# Text to read
I’m in Delhi, which is having its coldest December days in eleven years. Lots of fog and smog. On the streets, at dusk, small fires cast a bit of light and warmth and a lot of smoke. Folks burn whatever they can lay their hands on to keep warm – leaves, wood, coal, trash. Night watchmen, roadside sellers in threadbare coats and mufflers – anyone whose job keeps them out on the cold night huddle around fires. The smoke further pollutes an already polluted environment – but who am I, with my thick jacket and place of privilege, to complain about this?
Air pollution in parts of Delhi can rise to five times the safe level. And the biggest culprits are not the poor people who light fires to stay warm, but industries (like power plants within city limits) and vehicular traffic. In such an environment, green spaces offered by parks and forests act as the ‘lungs’ of Delhi.
Today a weak sun came out and I took the opportunity to visit one such lung – the Nehru Park.
Do not leave an ugly mark
If you picnic in the park
I try to refresh my memory of different trees each time I visit. I spent two years immersed in botanical lore in the Indian Institute of Forest Management, but that knowledge fled my brain years ago. Among its many delights – (poetic signs, stately trees, flower gardens, bathing crows, squirrels and sculptures), Nehru Park has signage for certain trees. They are few and far between, easy to miss and sometimes hard to read. But they’re a boon to anyone who wants to know the names of common trees in Delhi.

# Set exercise 1
Reproduce the Nehru Park text word for word, everything from "I’m in Delhi, which" down to "the ‘lungs’ of Delhi.".

# Layout element entries
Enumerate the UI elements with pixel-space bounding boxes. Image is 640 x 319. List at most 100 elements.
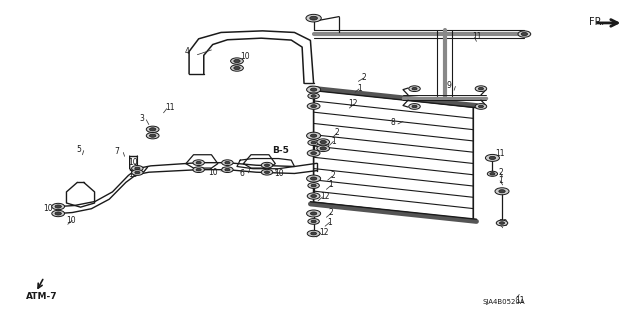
Circle shape (132, 170, 143, 175)
Circle shape (475, 104, 486, 109)
Circle shape (499, 190, 505, 193)
Circle shape (412, 87, 417, 90)
Circle shape (478, 105, 483, 108)
Text: 10: 10 (129, 170, 138, 179)
Circle shape (307, 210, 321, 217)
Circle shape (264, 171, 269, 174)
Text: 11: 11 (495, 149, 504, 158)
Circle shape (150, 128, 156, 131)
Text: 1: 1 (328, 181, 333, 189)
Circle shape (55, 205, 61, 208)
Circle shape (311, 184, 316, 187)
Circle shape (311, 105, 317, 108)
Circle shape (308, 219, 319, 224)
Circle shape (307, 132, 321, 139)
Circle shape (320, 147, 326, 150)
Circle shape (230, 65, 243, 71)
Circle shape (307, 150, 320, 156)
Circle shape (412, 105, 417, 108)
Circle shape (230, 58, 243, 64)
Circle shape (310, 16, 317, 20)
Text: 5: 5 (76, 145, 81, 154)
Circle shape (196, 161, 201, 164)
Circle shape (518, 31, 531, 37)
Circle shape (132, 166, 143, 171)
Circle shape (307, 86, 321, 93)
Circle shape (475, 86, 486, 92)
Circle shape (311, 141, 316, 144)
Circle shape (306, 14, 321, 22)
Text: 2: 2 (335, 128, 339, 137)
Circle shape (135, 167, 140, 170)
Circle shape (55, 212, 61, 215)
Circle shape (52, 203, 65, 210)
Circle shape (311, 152, 317, 155)
Circle shape (310, 134, 317, 137)
Circle shape (221, 167, 233, 173)
Text: 8: 8 (390, 117, 396, 127)
Text: B-5: B-5 (273, 146, 289, 155)
Circle shape (311, 232, 317, 235)
Circle shape (485, 154, 499, 161)
Circle shape (193, 160, 204, 166)
Text: 10: 10 (274, 169, 284, 178)
Text: 11: 11 (515, 296, 524, 305)
Text: 10: 10 (44, 204, 53, 213)
Circle shape (489, 156, 495, 160)
Circle shape (311, 95, 316, 97)
Text: 12: 12 (320, 191, 330, 201)
Circle shape (234, 66, 240, 70)
Circle shape (310, 212, 317, 215)
Circle shape (225, 161, 230, 164)
Text: 10: 10 (66, 216, 76, 225)
Text: SJA4B0520A: SJA4B0520A (483, 299, 525, 305)
Circle shape (308, 183, 319, 189)
Circle shape (147, 132, 159, 139)
Circle shape (317, 139, 330, 145)
Text: ATM-7: ATM-7 (26, 292, 58, 300)
Text: 2: 2 (498, 168, 503, 177)
Circle shape (317, 145, 330, 152)
Circle shape (135, 171, 140, 174)
Text: 2: 2 (330, 171, 335, 180)
Circle shape (478, 87, 483, 90)
Text: 1: 1 (327, 218, 332, 226)
Circle shape (307, 103, 320, 109)
Circle shape (307, 175, 321, 182)
Text: 10: 10 (320, 142, 330, 151)
Circle shape (310, 177, 317, 180)
Text: 7: 7 (115, 147, 120, 156)
Text: 1: 1 (498, 176, 503, 185)
Text: FR.: FR. (589, 17, 605, 27)
Circle shape (311, 220, 316, 223)
Text: 12: 12 (319, 228, 328, 237)
Circle shape (320, 140, 326, 144)
Circle shape (311, 195, 317, 197)
Circle shape (409, 86, 420, 92)
Text: 12: 12 (348, 100, 358, 108)
Text: 1: 1 (357, 84, 362, 93)
Text: 4: 4 (185, 47, 189, 56)
Circle shape (147, 126, 159, 132)
Text: 1: 1 (332, 137, 336, 145)
Circle shape (264, 164, 269, 167)
Circle shape (52, 210, 65, 217)
Circle shape (221, 160, 233, 166)
Circle shape (307, 193, 320, 199)
Text: 2: 2 (328, 208, 333, 217)
Circle shape (234, 59, 240, 63)
Circle shape (150, 134, 156, 137)
Circle shape (196, 168, 201, 171)
Circle shape (310, 88, 317, 91)
Circle shape (193, 167, 204, 173)
Circle shape (261, 162, 273, 168)
Text: 12: 12 (498, 219, 508, 228)
Text: 6: 6 (240, 169, 244, 178)
Circle shape (225, 168, 230, 171)
Text: 11: 11 (166, 103, 175, 112)
Text: 10: 10 (208, 168, 218, 177)
Text: 10: 10 (129, 158, 138, 167)
Circle shape (308, 93, 319, 99)
Text: 2: 2 (362, 73, 366, 82)
Text: 3: 3 (140, 114, 145, 123)
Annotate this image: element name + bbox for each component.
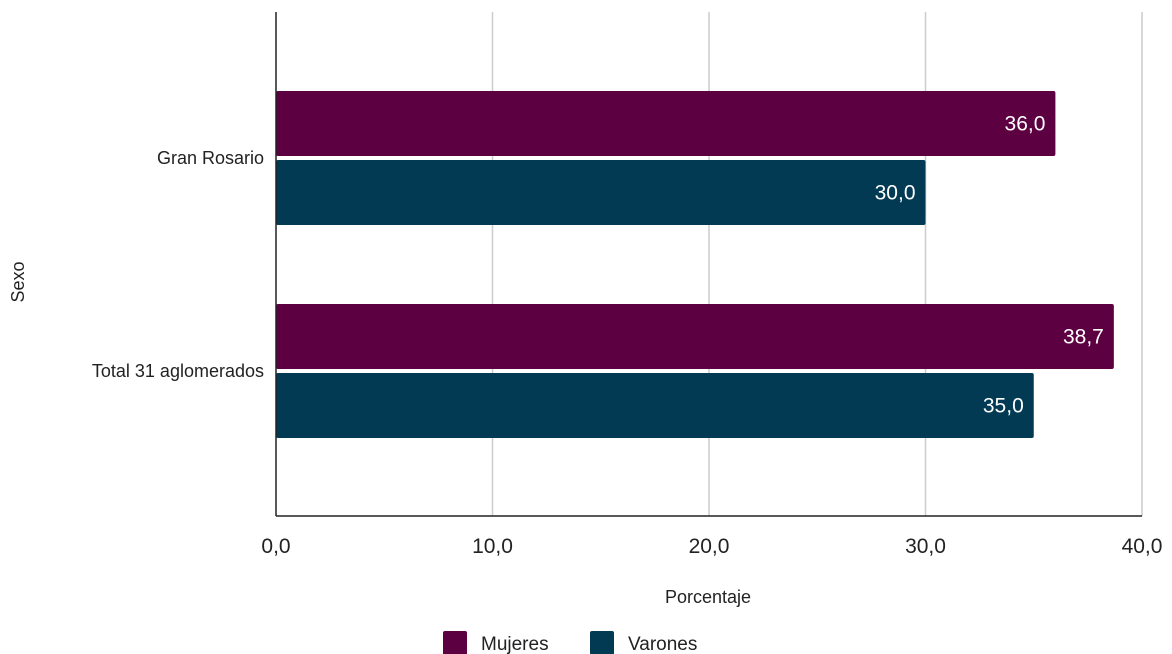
- x-tick-label: 10,0: [472, 535, 513, 558]
- legend-swatch-varones: [590, 631, 614, 654]
- x-tick-label: 0,0: [261, 535, 290, 558]
- bar-varones: [276, 373, 1034, 438]
- x-axis-title: Porcentaje: [665, 587, 751, 607]
- legend: Mujeres Varones: [443, 631, 697, 654]
- bar-mujeres: [276, 91, 1056, 156]
- data-labels: 36,0 30,0 38,7 35,0: [875, 113, 1104, 418]
- legend-label: Varones: [628, 634, 697, 654]
- y-axis-title: Sexo: [8, 261, 28, 302]
- data-label: 35,0: [983, 395, 1024, 418]
- bars: [276, 91, 1114, 438]
- x-tick-label: 30,0: [905, 535, 946, 558]
- legend-swatch-mujeres: [443, 631, 467, 654]
- category-label: Gran Rosario: [157, 148, 264, 168]
- category-labels: Gran Rosario Total 31 aglomerados: [92, 148, 264, 381]
- x-tick-label: 20,0: [689, 535, 730, 558]
- x-tick-label: 40,0: [1122, 535, 1163, 558]
- data-label: 38,7: [1063, 326, 1104, 349]
- data-label: 30,0: [875, 182, 916, 205]
- x-tick-labels: 0,0 10,0 20,0 30,0 40,0: [261, 535, 1162, 558]
- legend-label: Mujeres: [481, 634, 549, 654]
- gridlines: [491, 12, 1143, 516]
- bar-varones: [276, 160, 926, 225]
- bar-mujeres: [276, 304, 1114, 369]
- category-label: Total 31 aglomerados: [92, 361, 264, 381]
- data-label: 36,0: [1005, 113, 1046, 136]
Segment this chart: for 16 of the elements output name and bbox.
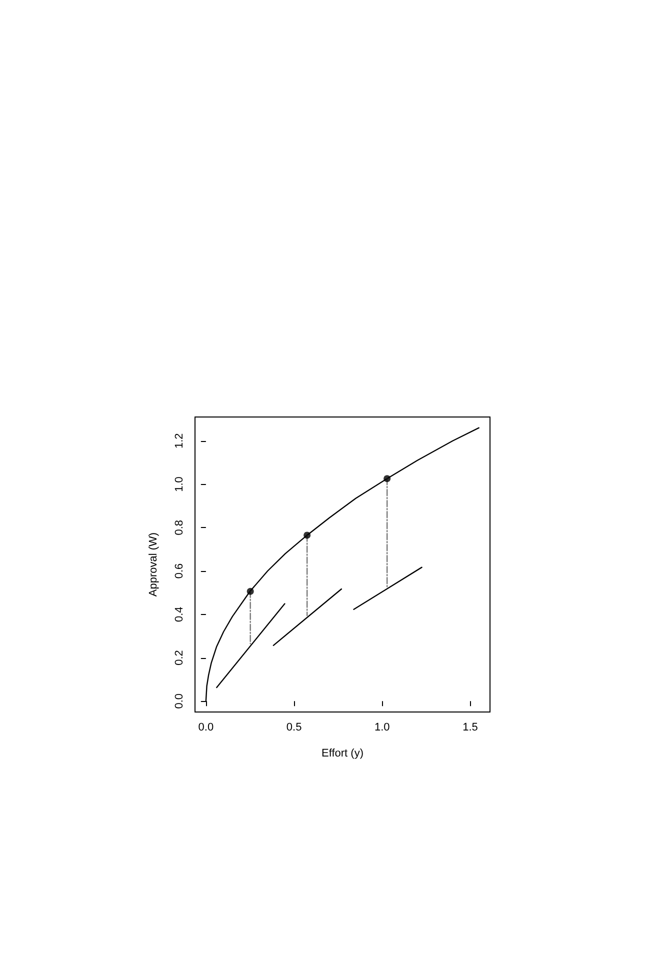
y-axis-title: Approval (W) [148, 532, 160, 597]
x-tick-label: 0.5 [286, 722, 302, 734]
y-tick-label: 1.0 [174, 476, 186, 492]
x-axis-title: Effort (y) [322, 748, 364, 760]
y-tick-label: 0.0 [174, 694, 186, 709]
y-tick-label: 0.8 [174, 520, 186, 536]
y-tick-label: 0.6 [174, 563, 186, 579]
y-tick-label: 0.4 [174, 606, 186, 622]
x-tick-label: 1.5 [462, 722, 478, 734]
y-tick-label: 1.2 [174, 433, 186, 449]
point [246, 588, 254, 595]
point [304, 532, 311, 539]
x-tick-label: 1.0 [374, 722, 390, 734]
point [384, 475, 391, 482]
x-tick-label: 0.0 [198, 722, 214, 734]
y-tick-label: 0.2 [174, 650, 186, 666]
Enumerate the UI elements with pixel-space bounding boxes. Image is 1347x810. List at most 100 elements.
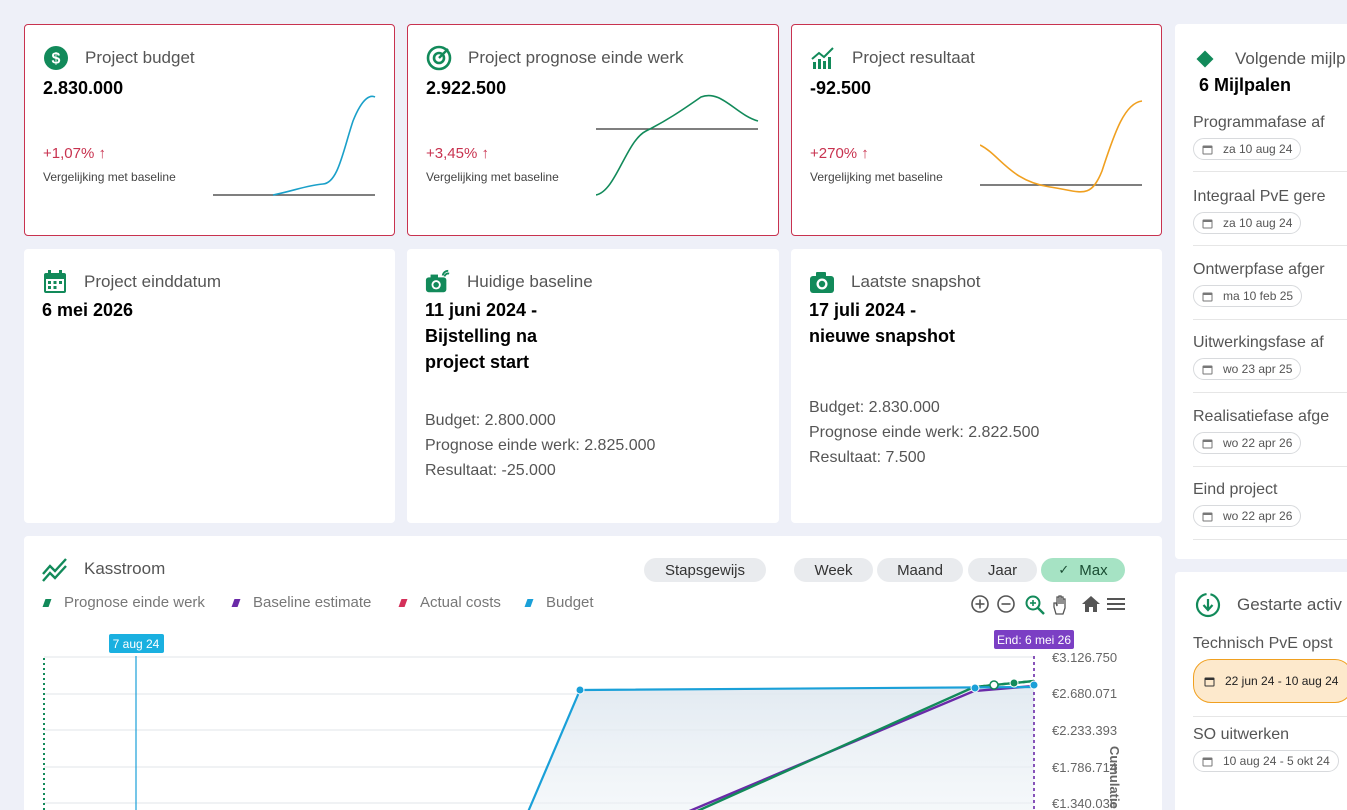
- legend-baseline[interactable]: Baseline estimate: [231, 594, 371, 611]
- activity-date-chip: 10 aug 24 - 5 okt 24: [1193, 750, 1339, 772]
- divider: [1193, 171, 1347, 172]
- snapshot-result: Resultaat: 7.500: [809, 449, 926, 466]
- range-month-button[interactable]: Maand: [877, 558, 963, 582]
- milestone-item[interactable]: Integraal PvE gere za 10 aug 24: [1193, 188, 1347, 234]
- end-date-card: Project einddatum 6 mei 2026: [24, 249, 395, 523]
- zoom-out-icon[interactable]: [996, 594, 1016, 614]
- card-header: Laatste snapshot: [809, 269, 980, 295]
- budget-point: [970, 683, 980, 693]
- kpi-card-forecast: Project prognose einde werk 2.922.500 +3…: [407, 24, 779, 236]
- baseline-result: Resultaat: -25.000: [425, 462, 556, 479]
- legend-marker: [524, 598, 534, 607]
- snapshot-budget: Budget: 2.830.000: [809, 399, 940, 416]
- svg-text:$: $: [52, 51, 61, 68]
- kpi-card-budget: $ Project budget 2.830.000 +1,07% ↑ Verg…: [24, 24, 395, 236]
- pan-hand-icon[interactable]: [1050, 594, 1072, 616]
- menu-icon[interactable]: [1106, 594, 1126, 614]
- card-header: Huidige baseline: [425, 269, 593, 295]
- milestone-item[interactable]: Programmafase af za 10 aug 24: [1193, 114, 1347, 160]
- diamond-icon: [1196, 50, 1214, 68]
- milestone-item[interactable]: Eind project wo 22 apr 26: [1193, 481, 1347, 527]
- card-title: Volgende mijlp: [1235, 49, 1346, 68]
- legend-budget[interactable]: Budget: [524, 594, 594, 611]
- card-header: Kasstroom: [42, 556, 165, 582]
- range-week-button[interactable]: Week: [794, 558, 873, 582]
- card-title: Project einddatum: [84, 272, 222, 291]
- snapshot-details: Budget: 2.830.000 Prognose einde werk: 2…: [809, 395, 1039, 470]
- camera-sync-icon: [425, 269, 451, 295]
- divider: [1193, 319, 1347, 320]
- divider: [1193, 392, 1347, 393]
- y-tick-label: €1.340.036: [1052, 796, 1118, 810]
- card-title: Kasstroom: [84, 559, 166, 578]
- kpi-compare-label: Vergelijking met baseline: [426, 170, 559, 184]
- divider: [1193, 245, 1347, 246]
- milestones-count: 6 Mijlpalen: [1199, 75, 1292, 95]
- end-marker-label: End: 6 mei 26: [997, 633, 1071, 647]
- range-max-button[interactable]: ✓ Max: [1041, 558, 1125, 582]
- target-icon: [426, 45, 452, 71]
- range-year-button[interactable]: Jaar: [968, 558, 1037, 582]
- trend-chart-icon: [810, 45, 836, 71]
- calendar-icon: [1202, 756, 1213, 767]
- milestone-date-chip: wo 22 apr 26: [1193, 432, 1302, 454]
- snapshot-name: 17 juli 2024 - nieuwe snapshot: [809, 300, 956, 346]
- reset-home-icon[interactable]: [1080, 594, 1102, 614]
- calendar-icon: [1202, 218, 1213, 229]
- legend-marker: [42, 598, 52, 607]
- card-header: Gestarte activ: [1195, 592, 1342, 618]
- baseline-budget: Budget: 2.800.000: [425, 412, 556, 429]
- kpi-title: Project prognose einde werk: [468, 48, 684, 67]
- calendar-icon: [1202, 144, 1213, 155]
- baseline-card: Huidige baseline 11 juni 2024 - Bijstell…: [407, 249, 779, 523]
- kpi-header: Project prognose einde werk: [426, 45, 683, 71]
- end-date-value: 6 mei 2026: [42, 300, 134, 320]
- kpi-change: +3,45% ↑: [426, 145, 489, 162]
- milestone-date-chip: za 10 aug 24: [1193, 138, 1302, 160]
- forecast-point: [989, 680, 999, 690]
- kpi-card-result: Project resultaat -92.500 +270% ↑ Vergel…: [791, 24, 1162, 236]
- y-tick-label: €2.233.393: [1052, 723, 1118, 738]
- calendar-icon: [1204, 676, 1215, 687]
- dollar-circle-icon: $: [43, 45, 69, 71]
- milestone-date-chip: za 10 aug 24: [1193, 212, 1302, 234]
- snapshot-forecast: Prognose einde werk: 2.822.500: [809, 424, 1040, 441]
- milestone-item[interactable]: Ontwerpfase afger ma 10 feb 25: [1193, 261, 1347, 307]
- kpi-header: Project resultaat: [810, 45, 975, 71]
- kpi-compare-label: Vergelijking met baseline: [43, 170, 176, 184]
- legend-marker: [231, 598, 241, 607]
- activity-item[interactable]: SO uitwerken 10 aug 24 - 5 okt 24: [1193, 726, 1347, 772]
- stepwise-toggle[interactable]: Stapsgewijs: [644, 558, 766, 582]
- divider: [1193, 466, 1347, 467]
- milestones-card: Volgende mijlp 6 Mijlpalen Programmafase…: [1175, 24, 1347, 559]
- cashflow-card: Kasstroom Stapsgewijs Week Maand Jaar ✓ …: [24, 536, 1162, 810]
- download-circle-icon: [1195, 592, 1221, 618]
- kpi-title: Project resultaat: [852, 48, 975, 67]
- milestone-item[interactable]: Realisatiefase afge wo 22 apr 26: [1193, 408, 1347, 454]
- kpi-value: 2.922.500: [426, 78, 507, 98]
- result-sparkline: [980, 100, 1143, 193]
- zoom-selection-icon[interactable]: [1024, 594, 1046, 616]
- activity-date-chip: 22 jun 24 - 10 aug 24: [1193, 659, 1347, 703]
- legend-actual-costs[interactable]: Actual costs: [398, 594, 501, 611]
- card-header: Volgende mijlp: [1196, 49, 1346, 69]
- zoom-in-icon[interactable]: [970, 594, 990, 614]
- kpi-change: +270% ↑: [810, 145, 869, 162]
- activity-item[interactable]: Technisch PvE opst 22 jun 24 - 10 aug 24: [1193, 635, 1347, 703]
- camera-icon: [809, 269, 835, 295]
- milestone-date-chip: wo 22 apr 26: [1193, 505, 1302, 527]
- baseline-name: 11 juni 2024 - Bijstelling na project st…: [425, 300, 538, 372]
- card-title: Huidige baseline: [467, 272, 593, 291]
- series-forecast-dashed: [973, 679, 1035, 689]
- card-header: Project einddatum: [42, 269, 221, 295]
- check-icon: ✓: [1058, 562, 1070, 577]
- kpi-value: -92.500: [810, 78, 872, 98]
- calendar-icon: [1202, 364, 1213, 375]
- card-title: Laatste snapshot: [851, 272, 981, 291]
- legend-forecast[interactable]: Prognose einde werk: [42, 594, 205, 611]
- activities-card: Gestarte activ Technisch PvE opst 22 jun…: [1175, 572, 1347, 810]
- y-tick-label: €2.680.071: [1052, 686, 1118, 701]
- milestone-item[interactable]: Uitwerkingsfase af wo 23 apr 25: [1193, 334, 1347, 380]
- today-marker-label-bg: [109, 634, 164, 653]
- end-marker-label-bg: [994, 630, 1074, 649]
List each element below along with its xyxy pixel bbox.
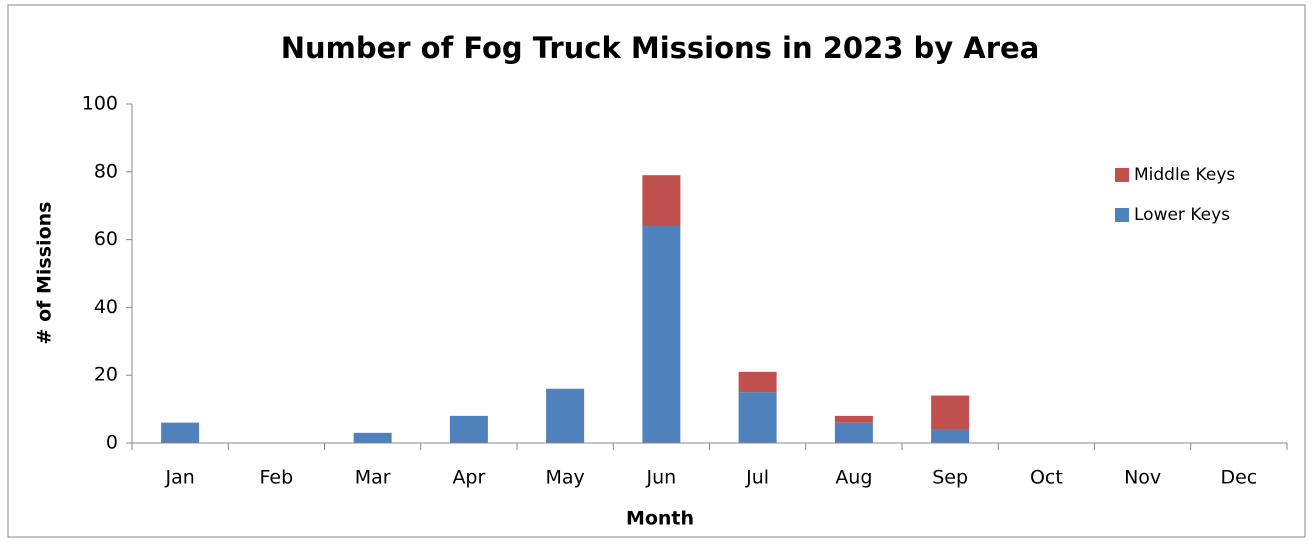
legend-label: Lower Keys: [1134, 205, 1230, 225]
x-tick-label: Apr: [452, 467, 485, 489]
bar: [834, 422, 873, 443]
legend-swatch: [1115, 168, 1129, 182]
y-tick-label: 20: [94, 364, 118, 386]
bar: [642, 226, 681, 443]
x-tick-label: Jul: [745, 467, 769, 489]
bar: [161, 422, 200, 443]
x-tick-label: Oct: [1030, 467, 1063, 489]
x-tick-label: May: [545, 467, 584, 489]
bar: [738, 392, 777, 443]
legend-label: Middle Keys: [1134, 165, 1235, 185]
x-tick-label: Dec: [1220, 467, 1257, 489]
x-tick-label: Sep: [932, 467, 968, 489]
y-tick-label: 0: [106, 432, 118, 454]
bar: [546, 388, 585, 443]
bar: [931, 395, 970, 430]
bar: [353, 432, 392, 443]
bar: [449, 415, 488, 443]
chart-title: Number of Fog Truck Missions in 2023 by …: [281, 31, 1040, 65]
y-axis-label: # of Missions: [34, 202, 56, 345]
x-tick-label: Nov: [1124, 467, 1161, 489]
x-tick-label: Jan: [164, 467, 194, 489]
bar: [738, 371, 777, 393]
y-tick-label: 80: [94, 160, 118, 182]
y-tick-label: 40: [94, 296, 118, 318]
y-tick-label: 100: [82, 93, 118, 115]
bar: [834, 415, 873, 423]
bar: [642, 175, 681, 227]
x-tick-label: Mar: [355, 467, 391, 489]
x-axis-label: Month: [626, 508, 694, 530]
x-tick-label: Jun: [646, 467, 677, 489]
bar: [931, 429, 970, 443]
x-tick-label: Aug: [835, 467, 872, 489]
y-tick-label: 60: [94, 228, 118, 250]
x-tick-label: Feb: [260, 467, 294, 489]
legend-swatch: [1115, 208, 1129, 222]
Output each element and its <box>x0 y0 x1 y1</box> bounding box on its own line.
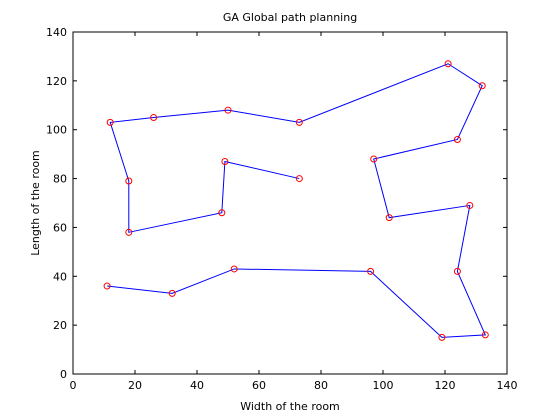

# Set exercise 2
In the entries, rewrite everything from the line containing "Circle shape (132, 170, 143, 175)" down to the line containing "Circle shape (307, 86, 321, 93)", replacing "Circle shape" with "Round marker" and leaving all else unchanged.

# Result 1
I’m in Delhi, which is having its coldest December days in eleven years. Lots of fog and smog. On the streets, at dusk, small fires cast a bit of light and warmth and a lot of smoke. Folks burn whatever they can lay their hands on to keep warm – leaves, wood, coal, trash. Night watchmen, roadside sellers in threadbare coats and mufflers – anyone whose job keeps them out on the cold night huddle around fires. The smoke further pollutes an already polluted environment – but who am I, with my thick jacket and place of privilege, to complain about this?
Air pollution in parts of Delhi can rise to five times the safe level. And the biggest culprits are not the poor people who light fires to stay warm, but industries (like power plants within city limits) and vehicular traffic. In such an environment, green spaces offered by parks and forests act as the ‘lungs’ of Delhi.

# Result 2
Round marker (132, 170, 143, 175)
Round marker (475, 104, 486, 109)
Round marker (499, 190, 505, 193)
Round marker (412, 87, 417, 90)
Round marker (478, 105, 483, 108)
Text: 10: 10 (129, 170, 138, 179)
Round marker (307, 210, 321, 217)
Round marker (264, 171, 269, 174)
Text: 11: 11 (495, 149, 504, 158)
Round marker (150, 128, 156, 131)
Text: 1: 1 (328, 181, 333, 189)
Round marker (55, 205, 61, 208)
Round marker (311, 184, 316, 187)
Round marker (311, 105, 317, 108)
Round marker (308, 219, 319, 224)
Round marker (307, 132, 321, 139)
Round marker (320, 147, 326, 150)
Round marker (230, 65, 243, 71)
Round marker (307, 150, 320, 156)
Round marker (412, 105, 417, 108)
Round marker (230, 58, 243, 64)
Round marker (310, 16, 317, 20)
Text: 5: 5 (76, 145, 81, 154)
Round marker (196, 161, 201, 164)
Round marker (518, 31, 531, 37)
Round marker (132, 166, 143, 171)
Round marker (307, 86, 321, 93)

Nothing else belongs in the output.